Start of Supplied data
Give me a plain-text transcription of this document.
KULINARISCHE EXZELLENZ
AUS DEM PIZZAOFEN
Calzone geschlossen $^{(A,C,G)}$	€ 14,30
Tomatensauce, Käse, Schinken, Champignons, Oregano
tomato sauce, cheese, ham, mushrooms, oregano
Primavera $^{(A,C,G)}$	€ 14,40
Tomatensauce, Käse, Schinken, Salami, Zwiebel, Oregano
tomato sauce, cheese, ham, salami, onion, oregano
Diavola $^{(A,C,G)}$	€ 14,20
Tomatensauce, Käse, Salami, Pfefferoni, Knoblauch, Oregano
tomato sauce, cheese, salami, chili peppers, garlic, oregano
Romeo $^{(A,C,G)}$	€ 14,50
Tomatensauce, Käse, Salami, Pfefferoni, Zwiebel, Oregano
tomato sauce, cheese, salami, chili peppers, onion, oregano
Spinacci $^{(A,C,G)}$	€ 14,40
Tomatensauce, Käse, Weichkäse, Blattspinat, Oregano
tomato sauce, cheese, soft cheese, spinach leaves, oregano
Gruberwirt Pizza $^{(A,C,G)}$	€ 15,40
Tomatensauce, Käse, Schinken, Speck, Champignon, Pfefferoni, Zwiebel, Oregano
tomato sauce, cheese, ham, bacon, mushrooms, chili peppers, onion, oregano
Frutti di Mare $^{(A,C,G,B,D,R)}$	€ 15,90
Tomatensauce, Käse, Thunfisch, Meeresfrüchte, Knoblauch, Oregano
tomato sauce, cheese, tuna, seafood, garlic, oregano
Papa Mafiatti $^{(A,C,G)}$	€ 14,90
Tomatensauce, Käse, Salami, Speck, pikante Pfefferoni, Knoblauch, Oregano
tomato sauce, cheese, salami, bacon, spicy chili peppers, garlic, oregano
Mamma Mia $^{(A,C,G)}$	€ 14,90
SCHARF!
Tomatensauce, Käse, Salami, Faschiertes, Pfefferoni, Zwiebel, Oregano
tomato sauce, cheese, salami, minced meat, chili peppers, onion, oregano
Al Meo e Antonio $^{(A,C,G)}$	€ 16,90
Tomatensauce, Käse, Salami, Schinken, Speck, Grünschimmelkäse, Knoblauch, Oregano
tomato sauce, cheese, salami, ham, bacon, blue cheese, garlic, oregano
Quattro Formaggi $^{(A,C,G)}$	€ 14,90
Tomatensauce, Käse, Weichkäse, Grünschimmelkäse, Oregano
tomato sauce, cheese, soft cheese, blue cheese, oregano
End of Supplied data
Exactly how many lines in the data above contain the word "Zwiebel"? Respond with the number and nothing more.

__Response__
4